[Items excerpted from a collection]
## Begin

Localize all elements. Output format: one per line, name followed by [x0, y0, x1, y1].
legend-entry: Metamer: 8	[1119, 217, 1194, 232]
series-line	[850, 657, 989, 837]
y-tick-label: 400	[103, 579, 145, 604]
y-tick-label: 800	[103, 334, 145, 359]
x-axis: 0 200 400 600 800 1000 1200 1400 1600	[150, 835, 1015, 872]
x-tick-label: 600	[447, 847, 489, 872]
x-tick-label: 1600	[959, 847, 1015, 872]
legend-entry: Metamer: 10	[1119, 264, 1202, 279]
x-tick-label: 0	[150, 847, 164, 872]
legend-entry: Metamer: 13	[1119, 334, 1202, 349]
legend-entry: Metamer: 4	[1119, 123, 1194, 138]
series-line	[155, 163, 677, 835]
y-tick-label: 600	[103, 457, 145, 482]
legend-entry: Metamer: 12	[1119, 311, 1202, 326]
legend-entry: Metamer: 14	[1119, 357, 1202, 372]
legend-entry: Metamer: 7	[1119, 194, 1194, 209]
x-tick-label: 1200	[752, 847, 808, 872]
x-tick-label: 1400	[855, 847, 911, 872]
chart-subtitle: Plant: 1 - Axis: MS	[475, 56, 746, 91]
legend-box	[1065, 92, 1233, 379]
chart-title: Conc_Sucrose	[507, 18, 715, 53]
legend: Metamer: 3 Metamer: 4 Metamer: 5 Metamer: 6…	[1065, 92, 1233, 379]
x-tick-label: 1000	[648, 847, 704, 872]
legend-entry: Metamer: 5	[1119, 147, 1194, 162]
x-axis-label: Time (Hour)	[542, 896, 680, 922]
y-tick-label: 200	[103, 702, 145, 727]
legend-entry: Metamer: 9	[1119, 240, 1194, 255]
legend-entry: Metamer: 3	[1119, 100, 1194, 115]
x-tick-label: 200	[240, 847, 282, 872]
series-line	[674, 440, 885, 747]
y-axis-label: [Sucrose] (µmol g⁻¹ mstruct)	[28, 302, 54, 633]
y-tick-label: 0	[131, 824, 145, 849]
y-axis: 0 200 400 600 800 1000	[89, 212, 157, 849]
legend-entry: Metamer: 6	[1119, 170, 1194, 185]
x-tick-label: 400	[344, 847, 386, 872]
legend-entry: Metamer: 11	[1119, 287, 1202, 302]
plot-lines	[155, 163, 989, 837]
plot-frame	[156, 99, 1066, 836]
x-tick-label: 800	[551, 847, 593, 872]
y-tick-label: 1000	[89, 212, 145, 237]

## End

WHAT IS NEEDED: Reproduce every line of the items above word for word, without changing anything.

WORKED ANSWER:
Localize all elements. Output format: one per line, name followed by [x0, y0, x1, y1].
legend-entry: Metamer: 8	[1119, 217, 1194, 232]
series-line	[850, 657, 989, 837]
y-tick-label: 400	[103, 579, 145, 604]
y-tick-label: 800	[103, 334, 145, 359]
x-axis: 0 200 400 600 800 1000 1200 1400 1600	[150, 835, 1015, 872]
x-tick-label: 600	[447, 847, 489, 872]
x-tick-label: 1600	[959, 847, 1015, 872]
legend-entry: Metamer: 10	[1119, 264, 1202, 279]
x-tick-label: 0	[150, 847, 164, 872]
legend-entry: Metamer: 13	[1119, 334, 1202, 349]
legend-entry: Metamer: 4	[1119, 123, 1194, 138]
series-line	[155, 163, 677, 835]
y-tick-label: 600	[103, 457, 145, 482]
legend-entry: Metamer: 12	[1119, 311, 1202, 326]
legend-entry: Metamer: 14	[1119, 357, 1202, 372]
legend-entry: Metamer: 7	[1119, 194, 1194, 209]
x-tick-label: 1200	[752, 847, 808, 872]
x-tick-label: 1400	[855, 847, 911, 872]
chart-subtitle: Plant: 1 - Axis: MS	[475, 56, 746, 91]
legend-box	[1065, 92, 1233, 379]
chart-title: Conc_Sucrose	[507, 18, 715, 53]
legend: Metamer: 3 Metamer: 4 Metamer: 5 Metamer: 6…	[1065, 92, 1233, 379]
x-tick-label: 1000	[648, 847, 704, 872]
legend-entry: Metamer: 5	[1119, 147, 1194, 162]
x-axis-label: Time (Hour)	[542, 896, 680, 922]
y-tick-label: 200	[103, 702, 145, 727]
legend-entry: Metamer: 9	[1119, 240, 1194, 255]
legend-entry: Metamer: 3	[1119, 100, 1194, 115]
x-tick-label: 200	[240, 847, 282, 872]
series-line	[674, 440, 885, 747]
y-axis-label: [Sucrose] (µmol g⁻¹ mstruct)	[28, 302, 54, 633]
y-tick-label: 0	[131, 824, 145, 849]
y-axis: 0 200 400 600 800 1000	[89, 212, 157, 849]
legend-entry: Metamer: 6	[1119, 170, 1194, 185]
x-tick-label: 400	[344, 847, 386, 872]
legend-entry: Metamer: 11	[1119, 287, 1202, 302]
plot-lines	[155, 163, 989, 837]
plot-frame	[156, 99, 1066, 836]
x-tick-label: 800	[551, 847, 593, 872]
y-tick-label: 1000	[89, 212, 145, 237]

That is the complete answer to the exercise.